• LISTED ENTRIES
>> BEGIN

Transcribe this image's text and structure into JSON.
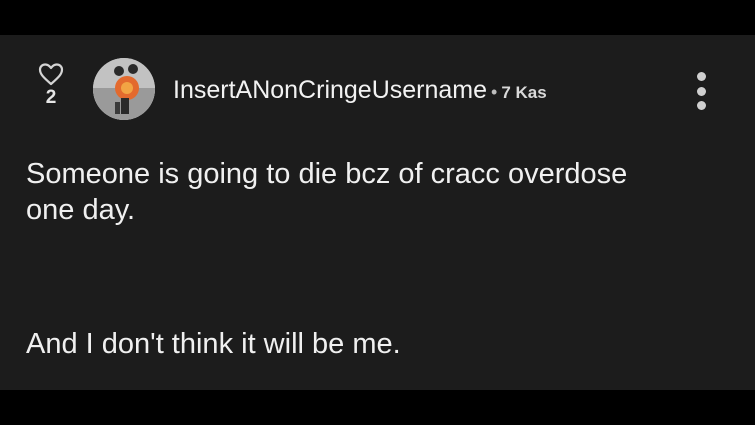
{
  "comment": {
    "like_count": "2",
    "username": "InsertANonCringeUsername",
    "separator": "•",
    "timestamp": "7 Kas",
    "body_lines": [
      "Someone is going to die bcz of cracc overdose",
      "one day.",
      "And I don't think it will be me."
    ]
  },
  "icons": {
    "like": "heart-outline-icon",
    "menu": "more-vertical-icon"
  },
  "colors": {
    "card_background": "#1c1c1c",
    "letterbox": "#000000",
    "text": "#f0f0f0"
  }
}
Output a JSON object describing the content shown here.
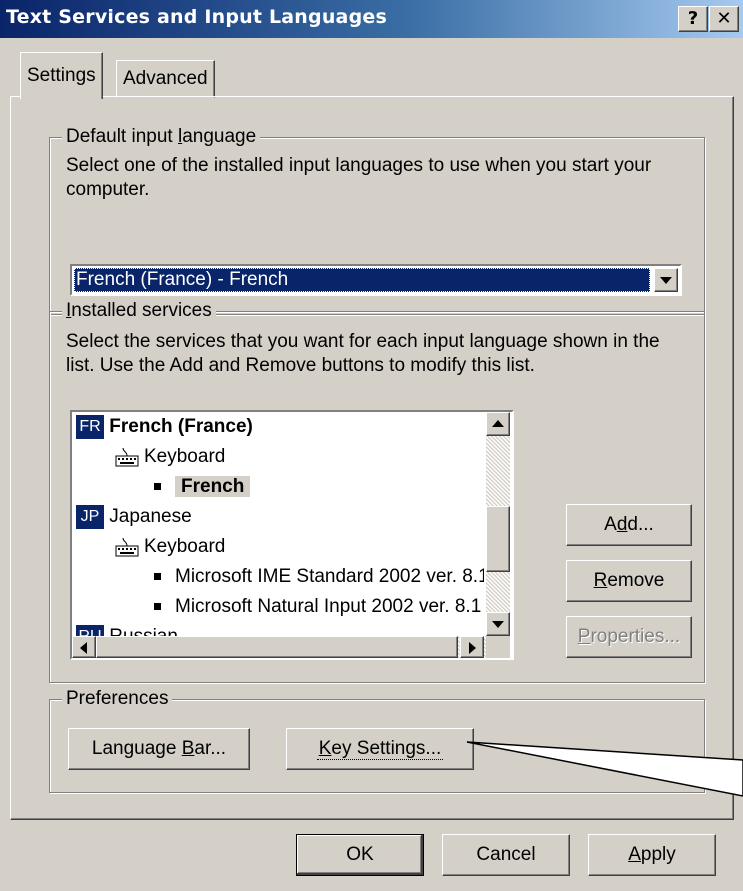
{
  "window": {
    "title": "Text Services and Input Languages",
    "help_glyph": "?",
    "close_glyph": "✕"
  },
  "tabs": [
    {
      "label": "Settings",
      "selected": true
    },
    {
      "label": "Advanced",
      "selected": false
    }
  ],
  "default_input": {
    "legend_pre": "Default input ",
    "legend_mnemonic": "l",
    "legend_post": "anguage",
    "description": "Select one of the installed input languages to use when you start your computer.",
    "selected_value": "French (France) - French"
  },
  "installed_services": {
    "legend_mnemonic": "I",
    "legend_post": "nstalled services",
    "description": "Select the services that you want for each input language shown in the list. Use the Add and Remove buttons to modify this list.",
    "tree": [
      {
        "badge": "FR",
        "label": "French (France)"
      },
      {
        "label": "Keyboard"
      },
      {
        "label": "French"
      },
      {
        "badge": "JP",
        "label": "Japanese"
      },
      {
        "label": "Keyboard"
      },
      {
        "label": "Microsoft IME Standard 2002 ver. 8.1"
      },
      {
        "label": "Microsoft Natural Input 2002 ver. 8.1"
      },
      {
        "badge": "RU",
        "label": "Russian"
      }
    ],
    "add_pre": "A",
    "add_mnemonic": "d",
    "add_post": "d...",
    "remove_mnemonic": "R",
    "remove_post": "emove",
    "properties_mnemonic": "P",
    "properties_post": "roperties..."
  },
  "preferences": {
    "legend": "Preferences",
    "language_bar_pre": "Language ",
    "language_bar_mnemonic": "B",
    "language_bar_post": "ar...",
    "key_settings_mnemonic": "K",
    "key_settings_post": "ey Settings..."
  },
  "footer": {
    "ok": "OK",
    "cancel": "Cancel",
    "apply_mnemonic": "A",
    "apply_post": "pply"
  },
  "colors": {
    "dialog_face": "#d4d0c8",
    "title_bar_start": "#0a246a",
    "title_bar_end": "#a6caf0",
    "selection": "#0a246a"
  }
}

>> END

• INSTRUCTIONS FOR THE TASK
Copy every line above word for word and exclude the pictures.

• ANSWER TO THIS TASK
Transcribe this image's text and structure into JSON.
{
  "comment": {
    "like_count": "2",
    "username": "InsertANonCringeUsername",
    "separator": "•",
    "timestamp": "7 Kas",
    "body_lines": [
      "Someone is going to die bcz of cracc overdose",
      "one day.",
      "And I don't think it will be me."
    ]
  },
  "icons": {
    "like": "heart-outline-icon",
    "menu": "more-vertical-icon"
  },
  "colors": {
    "card_background": "#1c1c1c",
    "letterbox": "#000000",
    "text": "#f0f0f0"
  }
}
Output a JSON object describing the content shown here.
{
  "window": {
    "title": "Text Services and Input Languages",
    "help_glyph": "?",
    "close_glyph": "✕"
  },
  "tabs": [
    {
      "label": "Settings",
      "selected": true
    },
    {
      "label": "Advanced",
      "selected": false
    }
  ],
  "default_input": {
    "legend_pre": "Default input ",
    "legend_mnemonic": "l",
    "legend_post": "anguage",
    "description": "Select one of the installed input languages to use when you start your computer.",
    "selected_value": "French (France) - French"
  },
  "installed_services": {
    "legend_mnemonic": "I",
    "legend_post": "nstalled services",
    "description": "Select the services that you want for each input language shown in the list. Use the Add and Remove buttons to modify this list.",
    "tree": [
      {
        "badge": "FR",
        "label": "French (France)"
      },
      {
        "label": "Keyboard"
      },
      {
        "label": "French"
      },
      {
        "badge": "JP",
        "label": "Japanese"
      },
      {
        "label": "Keyboard"
      },
      {
        "label": "Microsoft IME Standard 2002 ver. 8.1"
      },
      {
        "label": "Microsoft Natural Input 2002 ver. 8.1"
      },
      {
        "badge": "RU",
        "label": "Russian"
      }
    ],
    "add_pre": "A",
    "add_mnemonic": "d",
    "add_post": "d...",
    "remove_mnemonic": "R",
    "remove_post": "emove",
    "properties_mnemonic": "P",
    "properties_post": "roperties..."
  },
  "preferences": {
    "legend": "Preferences",
    "language_bar_pre": "Language ",
    "language_bar_mnemonic": "B",
    "language_bar_post": "ar...",
    "key_settings_mnemonic": "K",
    "key_settings_post": "ey Settings..."
  },
  "footer": {
    "ok": "OK",
    "cancel": "Cancel",
    "apply_mnemonic": "A",
    "apply_post": "pply"
  },
  "colors": {
    "dialog_face": "#d4d0c8",
    "title_bar_start": "#0a246a",
    "title_bar_end": "#a6caf0",
    "selection": "#0a246a"
  }
}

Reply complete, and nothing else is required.